• Work instructions: Type out the records that follow, exactly as given.
##### Recorded information #####
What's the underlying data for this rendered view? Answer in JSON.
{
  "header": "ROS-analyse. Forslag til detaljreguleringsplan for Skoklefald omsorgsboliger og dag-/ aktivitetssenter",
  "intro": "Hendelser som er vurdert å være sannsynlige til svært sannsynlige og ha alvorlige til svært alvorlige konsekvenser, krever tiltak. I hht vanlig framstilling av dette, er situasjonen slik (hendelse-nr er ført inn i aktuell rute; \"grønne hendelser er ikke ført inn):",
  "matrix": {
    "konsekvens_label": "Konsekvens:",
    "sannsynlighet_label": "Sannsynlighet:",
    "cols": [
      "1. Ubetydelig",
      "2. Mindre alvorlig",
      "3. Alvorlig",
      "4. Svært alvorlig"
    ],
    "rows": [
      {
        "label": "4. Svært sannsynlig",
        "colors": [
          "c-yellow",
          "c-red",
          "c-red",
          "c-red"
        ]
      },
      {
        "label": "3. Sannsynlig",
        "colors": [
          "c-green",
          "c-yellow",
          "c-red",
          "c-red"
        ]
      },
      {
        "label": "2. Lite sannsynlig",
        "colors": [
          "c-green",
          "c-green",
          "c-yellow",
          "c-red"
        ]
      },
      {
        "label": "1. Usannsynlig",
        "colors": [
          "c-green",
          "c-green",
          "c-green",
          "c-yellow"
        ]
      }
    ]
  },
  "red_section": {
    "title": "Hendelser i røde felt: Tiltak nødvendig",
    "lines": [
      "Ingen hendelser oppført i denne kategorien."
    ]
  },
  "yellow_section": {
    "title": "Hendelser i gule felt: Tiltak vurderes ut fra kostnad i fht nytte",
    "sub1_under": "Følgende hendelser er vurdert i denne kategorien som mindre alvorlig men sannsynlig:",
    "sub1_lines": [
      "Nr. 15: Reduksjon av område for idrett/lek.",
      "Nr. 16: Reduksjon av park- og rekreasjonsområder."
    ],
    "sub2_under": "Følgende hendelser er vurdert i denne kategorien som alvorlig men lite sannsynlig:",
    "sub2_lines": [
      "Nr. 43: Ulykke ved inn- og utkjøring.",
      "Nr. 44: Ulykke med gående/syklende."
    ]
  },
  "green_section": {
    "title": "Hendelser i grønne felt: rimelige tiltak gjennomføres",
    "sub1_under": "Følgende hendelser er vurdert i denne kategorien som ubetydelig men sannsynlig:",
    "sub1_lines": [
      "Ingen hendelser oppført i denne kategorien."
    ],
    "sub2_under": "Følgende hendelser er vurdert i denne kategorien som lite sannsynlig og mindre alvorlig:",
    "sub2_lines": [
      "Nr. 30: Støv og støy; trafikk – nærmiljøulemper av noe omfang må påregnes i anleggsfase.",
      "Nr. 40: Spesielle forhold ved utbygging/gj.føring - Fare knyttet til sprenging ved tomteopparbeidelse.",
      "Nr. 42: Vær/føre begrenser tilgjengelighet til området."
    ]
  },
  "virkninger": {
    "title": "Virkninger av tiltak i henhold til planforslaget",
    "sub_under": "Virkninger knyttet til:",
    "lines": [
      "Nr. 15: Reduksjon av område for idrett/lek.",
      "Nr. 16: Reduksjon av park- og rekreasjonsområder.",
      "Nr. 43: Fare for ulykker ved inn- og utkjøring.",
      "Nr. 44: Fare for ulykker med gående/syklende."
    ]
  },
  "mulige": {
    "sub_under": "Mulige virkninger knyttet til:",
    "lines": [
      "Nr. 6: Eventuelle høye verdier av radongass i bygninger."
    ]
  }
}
#####
• Full answer:
What's the underlying data for this rendered view? Answer in JSON.
{
  "header": "ROS-analyse. Forslag til detaljreguleringsplan for Skoklefald omsorgsboliger og dag-/ aktivitetssenter",
  "intro": "Hendelser som er vurdert å være sannsynlige til svært sannsynlige og ha alvorlige til svært alvorlige konsekvenser, krever tiltak. I hht vanlig framstilling av dette, er situasjonen slik (hendelse-nr er ført inn i aktuell rute; \"grønne hendelser er ikke ført inn):",
  "matrix": {
    "konsekvens_label": "Konsekvens:",
    "sannsynlighet_label": "Sannsynlighet:",
    "cols": [
      "1. Ubetydelig",
      "2. Mindre alvorlig",
      "3. Alvorlig",
      "4. Svært alvorlig"
    ],
    "rows": [
      {
        "label": "4. Svært sannsynlig",
        "colors": [
          "c-yellow",
          "c-red",
          "c-red",
          "c-red"
        ]
      },
      {
        "label": "3. Sannsynlig",
        "colors": [
          "c-green",
          "c-yellow",
          "c-red",
          "c-red"
        ]
      },
      {
        "label": "2. Lite sannsynlig",
        "colors": [
          "c-green",
          "c-green",
          "c-yellow",
          "c-red"
        ]
      },
      {
        "label": "1. Usannsynlig",
        "colors": [
          "c-green",
          "c-green",
          "c-green",
          "c-yellow"
        ]
      }
    ]
  },
  "red_section": {
    "title": "Hendelser i røde felt: Tiltak nødvendig",
    "lines": [
      "Ingen hendelser oppført i denne kategorien."
    ]
  },
  "yellow_section": {
    "title": "Hendelser i gule felt: Tiltak vurderes ut fra kostnad i fht nytte",
    "sub1_under": "Følgende hendelser er vurdert i denne kategorien som mindre alvorlig men sannsynlig:",
    "sub1_lines": [
      "Nr. 15: Reduksjon av område for idrett/lek.",
      "Nr. 16: Reduksjon av park- og rekreasjonsområder."
    ],
    "sub2_under": "Følgende hendelser er vurdert i denne kategorien som alvorlig men lite sannsynlig:",
    "sub2_lines": [
      "Nr. 43: Ulykke ved inn- og utkjøring.",
      "Nr. 44: Ulykke med gående/syklende."
    ]
  },
  "green_section": {
    "title": "Hendelser i grønne felt: rimelige tiltak gjennomføres",
    "sub1_under": "Følgende hendelser er vurdert i denne kategorien som ubetydelig men sannsynlig:",
    "sub1_lines": [
      "Ingen hendelser oppført i denne kategorien."
    ],
    "sub2_under": "Følgende hendelser er vurdert i denne kategorien som lite sannsynlig og mindre alvorlig:",
    "sub2_lines": [
      "Nr. 30: Støv og støy; trafikk – nærmiljøulemper av noe omfang må påregnes i anleggsfase.",
      "Nr. 40: Spesielle forhold ved utbygging/gj.føring - Fare knyttet til sprenging ved tomteopparbeidelse.",
      "Nr. 42: Vær/føre begrenser tilgjengelighet til området."
    ]
  },
  "virkninger": {
    "title": "Virkninger av tiltak i henhold til planforslaget",
    "sub_under": "Virkninger knyttet til:",
    "lines": [
      "Nr. 15: Reduksjon av område for idrett/lek.",
      "Nr. 16: Reduksjon av park- og rekreasjonsområder.",
      "Nr. 43: Fare for ulykker ved inn- og utkjøring.",
      "Nr. 44: Fare for ulykker med gående/syklende."
    ]
  },
  "mulige": {
    "sub_under": "Mulige virkninger knyttet til:",
    "lines": [
      "Nr. 6: Eventuelle høye verdier av radongass i bygninger."
    ]
  }
}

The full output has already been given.